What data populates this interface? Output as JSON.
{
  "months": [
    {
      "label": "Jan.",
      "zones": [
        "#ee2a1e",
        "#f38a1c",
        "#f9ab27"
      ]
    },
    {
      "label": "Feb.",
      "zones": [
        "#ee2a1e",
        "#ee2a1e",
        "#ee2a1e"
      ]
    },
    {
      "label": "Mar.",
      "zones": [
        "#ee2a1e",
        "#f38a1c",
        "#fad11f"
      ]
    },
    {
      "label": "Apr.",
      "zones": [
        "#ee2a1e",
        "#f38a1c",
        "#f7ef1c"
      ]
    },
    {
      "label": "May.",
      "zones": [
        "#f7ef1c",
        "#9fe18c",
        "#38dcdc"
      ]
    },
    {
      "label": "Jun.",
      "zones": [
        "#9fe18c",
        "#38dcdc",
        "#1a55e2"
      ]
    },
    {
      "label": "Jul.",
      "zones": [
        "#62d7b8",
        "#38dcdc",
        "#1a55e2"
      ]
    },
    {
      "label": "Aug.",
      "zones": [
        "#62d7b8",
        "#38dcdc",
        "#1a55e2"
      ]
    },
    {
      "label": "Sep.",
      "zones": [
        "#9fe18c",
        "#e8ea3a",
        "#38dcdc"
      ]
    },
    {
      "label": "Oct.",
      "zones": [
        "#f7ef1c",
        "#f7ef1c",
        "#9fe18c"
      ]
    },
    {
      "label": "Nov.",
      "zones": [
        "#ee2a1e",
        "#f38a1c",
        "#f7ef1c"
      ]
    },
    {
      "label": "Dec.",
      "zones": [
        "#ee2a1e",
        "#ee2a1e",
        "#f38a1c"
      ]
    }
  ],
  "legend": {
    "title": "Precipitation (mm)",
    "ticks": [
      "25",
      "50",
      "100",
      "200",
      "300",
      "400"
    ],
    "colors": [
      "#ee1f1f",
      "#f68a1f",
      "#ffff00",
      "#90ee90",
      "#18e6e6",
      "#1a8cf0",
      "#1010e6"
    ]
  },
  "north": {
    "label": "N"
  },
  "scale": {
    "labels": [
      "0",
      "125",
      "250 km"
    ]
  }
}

^^^^^^^^

Print every record exactly as it was given.

What data populates this interface? Output as JSON.
{
  "months": [
    {
      "label": "Jan.",
      "zones": [
        "#ee2a1e",
        "#f38a1c",
        "#f9ab27"
      ]
    },
    {
      "label": "Feb.",
      "zones": [
        "#ee2a1e",
        "#ee2a1e",
        "#ee2a1e"
      ]
    },
    {
      "label": "Mar.",
      "zones": [
        "#ee2a1e",
        "#f38a1c",
        "#fad11f"
      ]
    },
    {
      "label": "Apr.",
      "zones": [
        "#ee2a1e",
        "#f38a1c",
        "#f7ef1c"
      ]
    },
    {
      "label": "May.",
      "zones": [
        "#f7ef1c",
        "#9fe18c",
        "#38dcdc"
      ]
    },
    {
      "label": "Jun.",
      "zones": [
        "#9fe18c",
        "#38dcdc",
        "#1a55e2"
      ]
    },
    {
      "label": "Jul.",
      "zones": [
        "#62d7b8",
        "#38dcdc",
        "#1a55e2"
      ]
    },
    {
      "label": "Aug.",
      "zones": [
        "#62d7b8",
        "#38dcdc",
        "#1a55e2"
      ]
    },
    {
      "label": "Sep.",
      "zones": [
        "#9fe18c",
        "#e8ea3a",
        "#38dcdc"
      ]
    },
    {
      "label": "Oct.",
      "zones": [
        "#f7ef1c",
        "#f7ef1c",
        "#9fe18c"
      ]
    },
    {
      "label": "Nov.",
      "zones": [
        "#ee2a1e",
        "#f38a1c",
        "#f7ef1c"
      ]
    },
    {
      "label": "Dec.",
      "zones": [
        "#ee2a1e",
        "#ee2a1e",
        "#f38a1c"
      ]
    }
  ],
  "legend": {
    "title": "Precipitation (mm)",
    "ticks": [
      "25",
      "50",
      "100",
      "200",
      "300",
      "400"
    ],
    "colors": [
      "#ee1f1f",
      "#f68a1f",
      "#ffff00",
      "#90ee90",
      "#18e6e6",
      "#1a8cf0",
      "#1010e6"
    ]
  },
  "north": {
    "label": "N"
  },
  "scale": {
    "labels": [
      "0",
      "125",
      "250 km"
    ]
  }
}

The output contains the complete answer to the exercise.